● **TEXT BLOCK**:
+++++
1. A liquid gear pump, comprising: a gear pump assembly; and an electric motor having a motor shaft, the gear pump assembly comprising a pump housing which defines a pump chamber, an inlet and an outlet in fluid communication with the pump chamber, and a driving gear and an idle gear disposed within the pump chamber, the driving gear being driven by the motor shaft, the idle gear being supported on an idle shaft and engaged with the driving gear;
wherein the driving gear and the idle gear are made of a material with a main component of polyphenylene sulfide.
2. The liquid gear pump of claim 1, wherein the material contains 40 to 80 percent by weight of polyphenylene sulfide.
3. The liquid gear pump of claim 1, wherein the driving gear and the idle gear are made of a material with main components of polyphenylene sulfide and glass fiber.
4. The liquid gear pump of claim 3, wherein the material contains 40 to 80 percent by weight of polyphenylene sulfide and 20 to 60 percent by weight of glass fiber.
5. The liquid gear pump of claim 1, wherein the pump housing is made of a material with a main component of polyphthalamide, polyphenylene sulfide, or polyetherimide.
+++++
● **RECORD LIST**:
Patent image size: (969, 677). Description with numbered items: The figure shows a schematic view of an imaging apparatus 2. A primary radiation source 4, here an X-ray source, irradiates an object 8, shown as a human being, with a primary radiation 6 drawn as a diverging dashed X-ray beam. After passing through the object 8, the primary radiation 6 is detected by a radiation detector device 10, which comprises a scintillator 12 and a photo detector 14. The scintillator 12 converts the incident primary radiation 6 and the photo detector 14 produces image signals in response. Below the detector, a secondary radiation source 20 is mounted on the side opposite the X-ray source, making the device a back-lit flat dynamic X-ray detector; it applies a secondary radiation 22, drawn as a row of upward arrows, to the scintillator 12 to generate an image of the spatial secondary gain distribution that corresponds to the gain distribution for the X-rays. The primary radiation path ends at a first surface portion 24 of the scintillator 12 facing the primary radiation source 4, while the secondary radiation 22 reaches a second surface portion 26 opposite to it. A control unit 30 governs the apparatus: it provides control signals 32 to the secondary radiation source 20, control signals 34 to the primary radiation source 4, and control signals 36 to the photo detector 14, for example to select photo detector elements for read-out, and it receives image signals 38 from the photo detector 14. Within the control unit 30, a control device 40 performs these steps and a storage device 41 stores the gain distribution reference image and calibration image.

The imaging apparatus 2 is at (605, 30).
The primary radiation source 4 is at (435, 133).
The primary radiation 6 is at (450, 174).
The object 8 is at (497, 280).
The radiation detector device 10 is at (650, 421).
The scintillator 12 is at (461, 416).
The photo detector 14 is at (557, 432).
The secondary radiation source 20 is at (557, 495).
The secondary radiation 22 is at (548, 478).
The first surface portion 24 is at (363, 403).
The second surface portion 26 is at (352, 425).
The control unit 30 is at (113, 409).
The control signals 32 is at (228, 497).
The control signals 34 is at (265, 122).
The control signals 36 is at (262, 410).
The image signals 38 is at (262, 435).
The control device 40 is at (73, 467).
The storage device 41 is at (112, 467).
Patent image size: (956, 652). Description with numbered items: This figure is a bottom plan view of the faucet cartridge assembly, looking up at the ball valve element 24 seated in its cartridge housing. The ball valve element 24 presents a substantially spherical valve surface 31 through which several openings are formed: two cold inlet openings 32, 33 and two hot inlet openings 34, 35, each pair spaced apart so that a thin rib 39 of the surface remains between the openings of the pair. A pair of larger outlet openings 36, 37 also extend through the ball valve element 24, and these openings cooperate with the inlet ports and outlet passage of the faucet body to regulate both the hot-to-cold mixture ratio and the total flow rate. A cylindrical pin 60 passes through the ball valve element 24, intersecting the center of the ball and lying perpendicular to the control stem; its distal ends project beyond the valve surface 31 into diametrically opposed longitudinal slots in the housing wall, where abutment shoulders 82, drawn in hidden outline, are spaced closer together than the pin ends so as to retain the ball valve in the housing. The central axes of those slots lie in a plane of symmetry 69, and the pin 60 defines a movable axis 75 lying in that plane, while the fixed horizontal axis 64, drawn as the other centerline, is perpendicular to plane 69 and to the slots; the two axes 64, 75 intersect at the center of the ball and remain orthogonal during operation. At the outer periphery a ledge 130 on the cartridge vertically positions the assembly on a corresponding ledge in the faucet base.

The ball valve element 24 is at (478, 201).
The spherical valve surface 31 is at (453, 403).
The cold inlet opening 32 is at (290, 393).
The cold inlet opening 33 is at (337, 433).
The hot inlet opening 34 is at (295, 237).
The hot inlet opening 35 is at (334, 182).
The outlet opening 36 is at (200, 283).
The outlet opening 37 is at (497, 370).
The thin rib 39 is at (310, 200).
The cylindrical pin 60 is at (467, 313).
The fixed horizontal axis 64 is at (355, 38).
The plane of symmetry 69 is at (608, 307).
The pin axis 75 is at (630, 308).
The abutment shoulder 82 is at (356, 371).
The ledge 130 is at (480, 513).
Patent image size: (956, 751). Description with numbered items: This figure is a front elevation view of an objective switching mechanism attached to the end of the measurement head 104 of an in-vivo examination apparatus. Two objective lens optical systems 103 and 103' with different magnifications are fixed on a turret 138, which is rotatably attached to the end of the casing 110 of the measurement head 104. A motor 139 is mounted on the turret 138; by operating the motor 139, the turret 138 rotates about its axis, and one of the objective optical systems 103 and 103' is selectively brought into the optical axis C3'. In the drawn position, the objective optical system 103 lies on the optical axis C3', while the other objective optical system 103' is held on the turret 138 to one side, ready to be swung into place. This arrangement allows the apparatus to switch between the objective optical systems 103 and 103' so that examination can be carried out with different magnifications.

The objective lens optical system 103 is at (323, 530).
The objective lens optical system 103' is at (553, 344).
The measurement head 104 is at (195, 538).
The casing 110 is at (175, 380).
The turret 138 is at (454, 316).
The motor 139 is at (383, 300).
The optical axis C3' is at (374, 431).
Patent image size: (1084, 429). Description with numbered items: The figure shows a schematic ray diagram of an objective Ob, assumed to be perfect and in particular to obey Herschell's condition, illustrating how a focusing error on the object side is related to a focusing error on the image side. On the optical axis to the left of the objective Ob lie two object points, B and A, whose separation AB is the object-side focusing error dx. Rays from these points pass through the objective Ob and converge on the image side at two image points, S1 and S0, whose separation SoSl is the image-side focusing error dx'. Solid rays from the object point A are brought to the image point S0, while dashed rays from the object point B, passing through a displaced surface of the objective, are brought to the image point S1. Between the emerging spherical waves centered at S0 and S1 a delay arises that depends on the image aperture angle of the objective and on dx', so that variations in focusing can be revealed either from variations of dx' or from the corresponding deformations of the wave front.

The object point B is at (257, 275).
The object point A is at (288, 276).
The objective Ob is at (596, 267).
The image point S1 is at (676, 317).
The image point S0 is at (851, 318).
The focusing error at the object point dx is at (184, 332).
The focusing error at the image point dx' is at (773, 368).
+++++
● **TASKS FOR THIS EXERCISE**:
1. Condense the paragraph of the gear pump claims that begins "1. A liquid gear pump, comprising" into a bulleted list that keeps its main facts.
2. Retype the gear pump claims word for word, starting with "2. The liquid" and going on through "sulfide, or polyetherimide.".

● **RESPONSES**:
1.
- The liquid gear pump consists of a gear pump assembly and an electric motor with a motor shaft.
- The pump housing defines a pump chamber, with an inlet and an outlet in fluid communication with that chamber.
- A driving gear and an idle gear are located inside the pump chamber.
- The motor shaft drives the driving gear.
- The idle gear is supported on an idle shaft and engages the driving gear.

2.
2. The liquid gear pump of claim 1, wherein the material contains 40 to 80 percent by weight of polyphenylene sulfide.
3. The liquid gear pump of claim 1, wherein the driving gear and the idle gear are made of a material with main components of polyphenylene sulfide and glass fiber.
4. The liquid gear pump of claim 3, wherein the material contains 40 to 80 percent by weight of polyphenylene sulfide and 20 to 60 percent by weight of glass fiber.
5. The liquid gear pump of claim 1, wherein the pump housing is made of a material with a main component of polyphthalamide, polyphenylene sulfide, or polyetherimide.